• **WHAT YOU ARE ASKED TO DO**
Pull every "icon" line out of the data below.

• **DATA SHOWN**
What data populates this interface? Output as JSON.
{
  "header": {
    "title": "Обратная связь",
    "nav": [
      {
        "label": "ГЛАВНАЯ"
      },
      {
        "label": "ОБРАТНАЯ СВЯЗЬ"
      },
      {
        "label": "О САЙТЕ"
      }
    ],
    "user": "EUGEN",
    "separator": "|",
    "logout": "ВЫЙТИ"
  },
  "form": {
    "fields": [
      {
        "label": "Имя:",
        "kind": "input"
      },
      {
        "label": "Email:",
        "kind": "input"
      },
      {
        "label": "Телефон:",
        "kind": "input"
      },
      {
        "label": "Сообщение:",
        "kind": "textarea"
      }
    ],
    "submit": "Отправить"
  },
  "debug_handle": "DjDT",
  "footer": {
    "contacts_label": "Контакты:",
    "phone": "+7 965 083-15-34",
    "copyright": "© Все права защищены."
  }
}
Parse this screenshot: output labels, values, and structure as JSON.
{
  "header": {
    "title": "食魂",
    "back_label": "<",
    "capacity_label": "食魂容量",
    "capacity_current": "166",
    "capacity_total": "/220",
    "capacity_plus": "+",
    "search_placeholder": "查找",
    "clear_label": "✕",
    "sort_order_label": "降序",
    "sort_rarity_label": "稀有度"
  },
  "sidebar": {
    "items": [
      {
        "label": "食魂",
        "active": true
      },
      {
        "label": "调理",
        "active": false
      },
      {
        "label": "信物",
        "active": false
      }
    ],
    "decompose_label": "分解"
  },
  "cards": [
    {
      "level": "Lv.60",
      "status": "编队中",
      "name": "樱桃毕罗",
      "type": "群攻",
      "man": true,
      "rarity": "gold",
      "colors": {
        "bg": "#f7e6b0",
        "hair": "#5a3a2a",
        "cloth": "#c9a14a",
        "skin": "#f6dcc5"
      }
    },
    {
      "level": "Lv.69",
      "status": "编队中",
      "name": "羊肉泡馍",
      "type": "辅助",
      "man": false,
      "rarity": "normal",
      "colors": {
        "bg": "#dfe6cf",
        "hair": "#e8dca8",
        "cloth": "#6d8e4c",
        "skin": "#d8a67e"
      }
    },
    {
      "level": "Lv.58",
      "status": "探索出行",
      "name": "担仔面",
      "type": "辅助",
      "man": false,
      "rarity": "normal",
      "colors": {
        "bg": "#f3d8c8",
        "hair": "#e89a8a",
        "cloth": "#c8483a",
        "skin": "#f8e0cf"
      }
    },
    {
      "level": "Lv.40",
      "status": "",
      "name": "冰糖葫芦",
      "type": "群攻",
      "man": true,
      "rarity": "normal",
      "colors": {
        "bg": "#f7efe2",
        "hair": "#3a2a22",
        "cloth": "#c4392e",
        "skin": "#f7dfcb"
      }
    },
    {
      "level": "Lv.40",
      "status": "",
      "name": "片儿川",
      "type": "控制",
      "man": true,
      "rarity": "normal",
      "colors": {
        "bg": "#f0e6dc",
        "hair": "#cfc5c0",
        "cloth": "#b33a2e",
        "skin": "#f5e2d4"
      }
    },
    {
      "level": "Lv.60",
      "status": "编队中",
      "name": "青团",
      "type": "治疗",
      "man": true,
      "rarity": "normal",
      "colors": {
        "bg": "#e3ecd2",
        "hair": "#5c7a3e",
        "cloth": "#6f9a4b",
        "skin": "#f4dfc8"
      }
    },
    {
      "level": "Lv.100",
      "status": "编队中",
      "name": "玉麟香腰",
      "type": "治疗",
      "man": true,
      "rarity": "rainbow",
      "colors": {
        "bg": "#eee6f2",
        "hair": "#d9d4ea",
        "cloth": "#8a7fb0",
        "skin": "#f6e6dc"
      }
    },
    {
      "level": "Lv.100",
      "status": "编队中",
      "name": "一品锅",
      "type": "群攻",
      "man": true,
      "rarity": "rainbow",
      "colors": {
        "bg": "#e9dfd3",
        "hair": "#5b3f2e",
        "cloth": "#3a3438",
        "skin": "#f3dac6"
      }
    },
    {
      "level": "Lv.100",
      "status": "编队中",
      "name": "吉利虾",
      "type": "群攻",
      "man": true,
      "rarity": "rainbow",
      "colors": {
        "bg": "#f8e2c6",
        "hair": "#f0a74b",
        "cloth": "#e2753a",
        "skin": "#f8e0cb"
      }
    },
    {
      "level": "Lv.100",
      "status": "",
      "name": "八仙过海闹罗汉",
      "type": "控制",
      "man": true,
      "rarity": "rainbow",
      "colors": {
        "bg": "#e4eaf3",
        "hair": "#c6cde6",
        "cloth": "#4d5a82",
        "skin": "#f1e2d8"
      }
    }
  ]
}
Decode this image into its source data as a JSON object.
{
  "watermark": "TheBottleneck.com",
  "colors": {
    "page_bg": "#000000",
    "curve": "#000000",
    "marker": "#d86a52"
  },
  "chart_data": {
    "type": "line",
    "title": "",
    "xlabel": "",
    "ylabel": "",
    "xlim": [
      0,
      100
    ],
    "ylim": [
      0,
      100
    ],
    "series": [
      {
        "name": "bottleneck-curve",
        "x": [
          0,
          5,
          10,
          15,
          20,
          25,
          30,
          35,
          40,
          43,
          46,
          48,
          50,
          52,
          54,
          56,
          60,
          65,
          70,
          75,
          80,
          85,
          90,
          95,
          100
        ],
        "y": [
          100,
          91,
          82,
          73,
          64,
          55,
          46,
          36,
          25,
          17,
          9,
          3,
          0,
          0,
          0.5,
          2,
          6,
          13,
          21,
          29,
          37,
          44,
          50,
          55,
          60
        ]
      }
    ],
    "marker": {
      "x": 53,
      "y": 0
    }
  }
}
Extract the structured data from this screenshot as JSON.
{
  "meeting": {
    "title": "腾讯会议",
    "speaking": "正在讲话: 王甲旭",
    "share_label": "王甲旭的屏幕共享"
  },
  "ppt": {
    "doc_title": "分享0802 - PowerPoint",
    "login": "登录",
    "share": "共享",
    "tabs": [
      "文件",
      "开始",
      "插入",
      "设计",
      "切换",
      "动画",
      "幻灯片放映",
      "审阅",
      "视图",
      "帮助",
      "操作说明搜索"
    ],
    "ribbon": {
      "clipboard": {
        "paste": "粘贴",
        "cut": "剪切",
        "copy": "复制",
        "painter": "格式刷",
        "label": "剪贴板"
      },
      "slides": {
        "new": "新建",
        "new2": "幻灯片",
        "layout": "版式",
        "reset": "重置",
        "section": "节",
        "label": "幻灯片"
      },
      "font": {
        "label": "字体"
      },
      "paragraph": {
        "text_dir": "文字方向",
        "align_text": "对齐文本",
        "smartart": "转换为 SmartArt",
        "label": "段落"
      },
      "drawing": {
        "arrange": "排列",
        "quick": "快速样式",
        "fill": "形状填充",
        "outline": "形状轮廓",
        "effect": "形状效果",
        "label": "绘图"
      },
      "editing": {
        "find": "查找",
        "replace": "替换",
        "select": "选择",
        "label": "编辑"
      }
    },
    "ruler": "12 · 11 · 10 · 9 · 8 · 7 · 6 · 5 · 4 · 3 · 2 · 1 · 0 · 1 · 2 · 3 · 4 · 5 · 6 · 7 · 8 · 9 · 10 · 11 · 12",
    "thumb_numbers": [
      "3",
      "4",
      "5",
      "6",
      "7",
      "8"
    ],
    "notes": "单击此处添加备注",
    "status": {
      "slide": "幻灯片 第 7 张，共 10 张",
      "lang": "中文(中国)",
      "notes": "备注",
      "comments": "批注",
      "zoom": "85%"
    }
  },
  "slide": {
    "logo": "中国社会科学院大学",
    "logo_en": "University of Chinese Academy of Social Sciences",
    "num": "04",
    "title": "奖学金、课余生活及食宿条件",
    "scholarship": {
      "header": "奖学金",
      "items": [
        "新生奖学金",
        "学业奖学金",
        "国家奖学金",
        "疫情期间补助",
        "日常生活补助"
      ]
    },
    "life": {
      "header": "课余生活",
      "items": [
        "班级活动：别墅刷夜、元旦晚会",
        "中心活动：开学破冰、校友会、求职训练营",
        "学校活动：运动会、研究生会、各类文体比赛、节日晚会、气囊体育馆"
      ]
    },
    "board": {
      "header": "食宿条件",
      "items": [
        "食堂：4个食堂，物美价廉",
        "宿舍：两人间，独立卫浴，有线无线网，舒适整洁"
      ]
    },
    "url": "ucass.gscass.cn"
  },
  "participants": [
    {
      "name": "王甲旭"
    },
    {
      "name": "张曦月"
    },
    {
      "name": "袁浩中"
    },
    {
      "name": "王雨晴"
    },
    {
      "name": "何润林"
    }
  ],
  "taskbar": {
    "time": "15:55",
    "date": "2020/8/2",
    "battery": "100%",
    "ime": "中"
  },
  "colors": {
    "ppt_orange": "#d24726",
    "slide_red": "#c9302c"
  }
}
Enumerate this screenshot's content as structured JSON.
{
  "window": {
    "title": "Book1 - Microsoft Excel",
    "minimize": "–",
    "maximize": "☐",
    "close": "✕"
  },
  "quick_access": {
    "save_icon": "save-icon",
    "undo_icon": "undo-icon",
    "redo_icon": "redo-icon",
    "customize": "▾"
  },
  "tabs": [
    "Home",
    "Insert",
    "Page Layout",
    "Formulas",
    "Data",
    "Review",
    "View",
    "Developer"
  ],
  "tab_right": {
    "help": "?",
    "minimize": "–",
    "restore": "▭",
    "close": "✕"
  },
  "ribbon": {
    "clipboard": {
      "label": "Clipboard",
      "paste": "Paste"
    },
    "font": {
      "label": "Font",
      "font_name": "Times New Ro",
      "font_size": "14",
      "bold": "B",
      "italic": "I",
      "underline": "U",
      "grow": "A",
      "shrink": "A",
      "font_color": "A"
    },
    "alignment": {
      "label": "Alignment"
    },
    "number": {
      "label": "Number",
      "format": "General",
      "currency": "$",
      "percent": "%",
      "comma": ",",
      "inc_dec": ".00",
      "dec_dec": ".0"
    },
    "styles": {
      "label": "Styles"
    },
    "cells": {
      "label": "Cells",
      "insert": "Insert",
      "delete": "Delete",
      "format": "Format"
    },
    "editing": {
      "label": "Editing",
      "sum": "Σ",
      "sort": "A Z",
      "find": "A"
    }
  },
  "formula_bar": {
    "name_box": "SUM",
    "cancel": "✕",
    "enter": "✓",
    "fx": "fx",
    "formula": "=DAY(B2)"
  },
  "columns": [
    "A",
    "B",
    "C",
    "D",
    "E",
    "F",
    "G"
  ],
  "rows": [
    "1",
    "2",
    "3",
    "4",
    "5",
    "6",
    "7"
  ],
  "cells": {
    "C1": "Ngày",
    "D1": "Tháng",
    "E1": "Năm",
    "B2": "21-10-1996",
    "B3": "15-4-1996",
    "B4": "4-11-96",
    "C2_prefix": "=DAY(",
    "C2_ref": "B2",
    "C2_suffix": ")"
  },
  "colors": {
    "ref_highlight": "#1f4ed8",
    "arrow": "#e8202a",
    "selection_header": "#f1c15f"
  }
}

• **FINAL RESULT**
    "save_icon": "save-icon",
    "undo_icon": "undo-icon",
    "redo_icon": "redo-icon",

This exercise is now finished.